Available data:
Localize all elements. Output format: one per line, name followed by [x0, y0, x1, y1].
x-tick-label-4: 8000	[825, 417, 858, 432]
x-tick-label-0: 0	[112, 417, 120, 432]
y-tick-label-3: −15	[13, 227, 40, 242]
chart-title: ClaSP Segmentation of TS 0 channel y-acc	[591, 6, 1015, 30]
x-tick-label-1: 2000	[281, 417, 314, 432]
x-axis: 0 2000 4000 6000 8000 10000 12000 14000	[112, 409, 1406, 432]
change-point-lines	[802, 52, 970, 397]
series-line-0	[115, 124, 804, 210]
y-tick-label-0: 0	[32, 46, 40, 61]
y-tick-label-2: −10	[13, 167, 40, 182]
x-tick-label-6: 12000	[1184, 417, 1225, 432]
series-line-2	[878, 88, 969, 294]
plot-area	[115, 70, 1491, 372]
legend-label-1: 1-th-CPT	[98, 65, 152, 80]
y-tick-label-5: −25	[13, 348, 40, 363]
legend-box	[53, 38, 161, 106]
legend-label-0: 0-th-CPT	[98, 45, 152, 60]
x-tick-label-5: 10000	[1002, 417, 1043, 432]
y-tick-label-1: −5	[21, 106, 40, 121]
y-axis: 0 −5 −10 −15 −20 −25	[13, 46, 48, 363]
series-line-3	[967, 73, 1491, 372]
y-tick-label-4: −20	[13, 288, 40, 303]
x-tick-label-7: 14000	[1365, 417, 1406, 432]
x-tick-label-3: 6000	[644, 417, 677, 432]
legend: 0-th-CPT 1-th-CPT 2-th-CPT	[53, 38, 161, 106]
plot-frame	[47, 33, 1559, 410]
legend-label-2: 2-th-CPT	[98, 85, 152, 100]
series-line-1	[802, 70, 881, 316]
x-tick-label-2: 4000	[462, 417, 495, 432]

* * *

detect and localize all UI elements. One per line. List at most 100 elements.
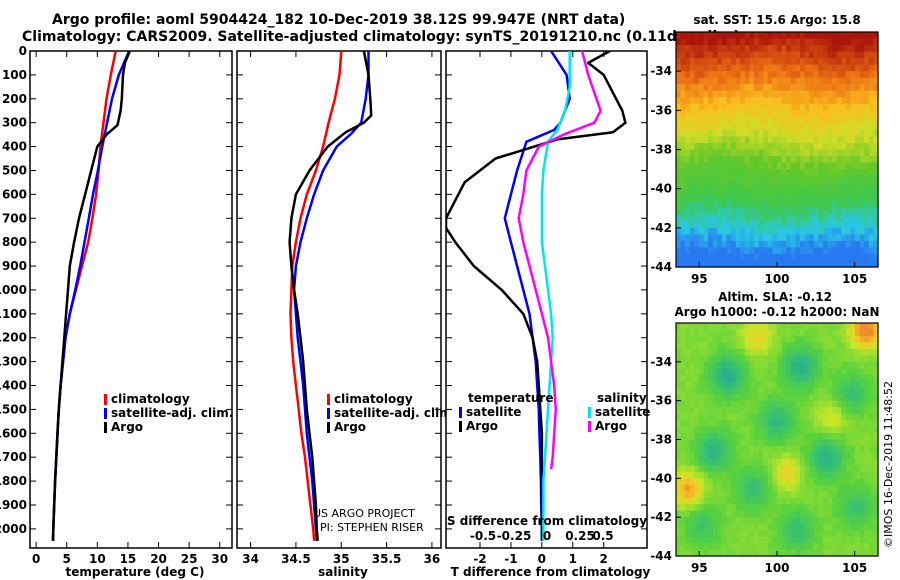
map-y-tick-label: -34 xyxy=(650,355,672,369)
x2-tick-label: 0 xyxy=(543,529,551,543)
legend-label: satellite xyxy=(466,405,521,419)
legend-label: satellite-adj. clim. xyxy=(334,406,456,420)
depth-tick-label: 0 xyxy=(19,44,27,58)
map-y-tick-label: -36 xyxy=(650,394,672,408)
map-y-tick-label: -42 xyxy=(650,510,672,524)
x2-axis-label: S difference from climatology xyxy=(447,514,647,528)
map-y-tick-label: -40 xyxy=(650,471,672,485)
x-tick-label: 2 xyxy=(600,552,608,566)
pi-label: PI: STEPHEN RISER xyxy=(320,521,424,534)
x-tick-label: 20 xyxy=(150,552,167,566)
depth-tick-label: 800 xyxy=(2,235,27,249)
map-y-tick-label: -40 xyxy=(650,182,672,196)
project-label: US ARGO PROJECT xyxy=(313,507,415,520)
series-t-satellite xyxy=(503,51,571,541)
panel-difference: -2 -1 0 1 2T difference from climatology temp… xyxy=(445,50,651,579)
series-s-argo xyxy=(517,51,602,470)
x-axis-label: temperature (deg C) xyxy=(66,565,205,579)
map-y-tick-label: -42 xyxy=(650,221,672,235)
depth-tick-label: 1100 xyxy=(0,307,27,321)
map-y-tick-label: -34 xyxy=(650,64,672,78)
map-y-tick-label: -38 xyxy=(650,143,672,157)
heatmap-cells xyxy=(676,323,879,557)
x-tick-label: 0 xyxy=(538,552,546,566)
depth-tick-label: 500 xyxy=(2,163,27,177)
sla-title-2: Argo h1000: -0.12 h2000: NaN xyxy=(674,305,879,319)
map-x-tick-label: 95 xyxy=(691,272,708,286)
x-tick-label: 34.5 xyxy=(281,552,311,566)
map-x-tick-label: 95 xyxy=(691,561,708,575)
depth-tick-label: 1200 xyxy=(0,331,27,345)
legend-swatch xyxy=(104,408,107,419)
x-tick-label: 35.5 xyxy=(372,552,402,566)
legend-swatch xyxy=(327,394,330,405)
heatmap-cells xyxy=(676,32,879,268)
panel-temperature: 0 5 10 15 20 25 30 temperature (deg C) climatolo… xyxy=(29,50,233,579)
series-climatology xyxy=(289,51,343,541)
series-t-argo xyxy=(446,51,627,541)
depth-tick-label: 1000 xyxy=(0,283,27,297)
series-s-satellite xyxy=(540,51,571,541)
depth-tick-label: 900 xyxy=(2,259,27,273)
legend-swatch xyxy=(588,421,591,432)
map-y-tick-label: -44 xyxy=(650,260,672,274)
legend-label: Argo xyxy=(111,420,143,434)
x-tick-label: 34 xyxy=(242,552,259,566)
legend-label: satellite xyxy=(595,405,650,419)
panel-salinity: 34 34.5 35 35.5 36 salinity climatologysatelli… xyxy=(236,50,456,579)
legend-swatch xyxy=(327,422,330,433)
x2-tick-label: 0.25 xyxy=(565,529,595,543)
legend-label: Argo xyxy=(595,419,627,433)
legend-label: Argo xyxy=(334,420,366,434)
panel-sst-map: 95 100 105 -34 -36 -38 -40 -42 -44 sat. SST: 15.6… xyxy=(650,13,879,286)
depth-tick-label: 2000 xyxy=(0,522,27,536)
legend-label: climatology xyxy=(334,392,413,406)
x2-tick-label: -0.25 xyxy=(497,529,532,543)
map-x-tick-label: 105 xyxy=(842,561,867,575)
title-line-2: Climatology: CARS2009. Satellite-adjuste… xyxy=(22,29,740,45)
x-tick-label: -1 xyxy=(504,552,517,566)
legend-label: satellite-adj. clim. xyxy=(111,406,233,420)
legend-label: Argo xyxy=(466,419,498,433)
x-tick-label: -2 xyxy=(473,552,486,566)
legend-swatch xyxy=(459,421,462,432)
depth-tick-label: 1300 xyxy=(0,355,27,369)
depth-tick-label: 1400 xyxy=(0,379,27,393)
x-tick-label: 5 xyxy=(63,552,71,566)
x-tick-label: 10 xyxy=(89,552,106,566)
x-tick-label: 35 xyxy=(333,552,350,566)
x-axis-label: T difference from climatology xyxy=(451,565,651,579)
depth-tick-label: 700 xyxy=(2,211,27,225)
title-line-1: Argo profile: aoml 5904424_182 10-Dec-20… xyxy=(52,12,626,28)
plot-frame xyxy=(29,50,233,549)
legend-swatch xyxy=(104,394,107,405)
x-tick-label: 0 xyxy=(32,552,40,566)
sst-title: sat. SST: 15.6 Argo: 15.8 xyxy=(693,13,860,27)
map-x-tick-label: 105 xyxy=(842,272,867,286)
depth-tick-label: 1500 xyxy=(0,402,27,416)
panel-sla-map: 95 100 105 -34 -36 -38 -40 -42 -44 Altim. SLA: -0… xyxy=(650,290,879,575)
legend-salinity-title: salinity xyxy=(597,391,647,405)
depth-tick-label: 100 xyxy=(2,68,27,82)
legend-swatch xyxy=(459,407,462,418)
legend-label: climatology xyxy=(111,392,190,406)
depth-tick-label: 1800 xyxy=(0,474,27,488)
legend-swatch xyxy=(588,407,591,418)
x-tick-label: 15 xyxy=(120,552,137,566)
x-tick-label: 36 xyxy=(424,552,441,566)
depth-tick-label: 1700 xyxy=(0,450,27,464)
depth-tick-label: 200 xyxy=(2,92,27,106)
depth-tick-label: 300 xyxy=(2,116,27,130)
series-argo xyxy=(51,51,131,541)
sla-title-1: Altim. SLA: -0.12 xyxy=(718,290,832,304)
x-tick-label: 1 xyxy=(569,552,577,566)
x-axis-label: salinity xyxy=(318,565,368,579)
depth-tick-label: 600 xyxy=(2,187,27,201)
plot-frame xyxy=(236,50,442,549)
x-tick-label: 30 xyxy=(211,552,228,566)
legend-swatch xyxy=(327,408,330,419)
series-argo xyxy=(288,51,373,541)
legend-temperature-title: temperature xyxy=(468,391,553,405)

Your instructions:
Copy out the records word for word, starting at the line containing "Localize all elements." and ending at the line containing "417, 1406, 432]", both included.

Right answer:
Localize all elements. Output format: one per line, name followed by [x0, y0, x1, y1].
x-tick-label-4: 8000	[825, 417, 858, 432]
x-tick-label-0: 0	[112, 417, 120, 432]
y-tick-label-3: −15	[13, 227, 40, 242]
chart-title: ClaSP Segmentation of TS 0 channel y-acc	[591, 6, 1015, 30]
x-tick-label-1: 2000	[281, 417, 314, 432]
x-axis: 0 2000 4000 6000 8000 10000 12000 14000	[112, 409, 1406, 432]
change-point-lines	[802, 52, 970, 397]
series-line-0	[115, 124, 804, 210]
y-tick-label-0: 0	[32, 46, 40, 61]
y-tick-label-2: −10	[13, 167, 40, 182]
x-tick-label-6: 12000	[1184, 417, 1225, 432]
series-line-2	[878, 88, 969, 294]
plot-area	[115, 70, 1491, 372]
legend-label-1: 1-th-CPT	[98, 65, 152, 80]
y-tick-label-5: −25	[13, 348, 40, 363]
legend-box	[53, 38, 161, 106]
legend-label-0: 0-th-CPT	[98, 45, 152, 60]
x-tick-label-5: 10000	[1002, 417, 1043, 432]
y-tick-label-1: −5	[21, 106, 40, 121]
y-axis: 0 −5 −10 −15 −20 −25	[13, 46, 48, 363]
series-line-3	[967, 73, 1491, 372]
y-tick-label-4: −20	[13, 288, 40, 303]
x-tick-label-7: 14000	[1365, 417, 1406, 432]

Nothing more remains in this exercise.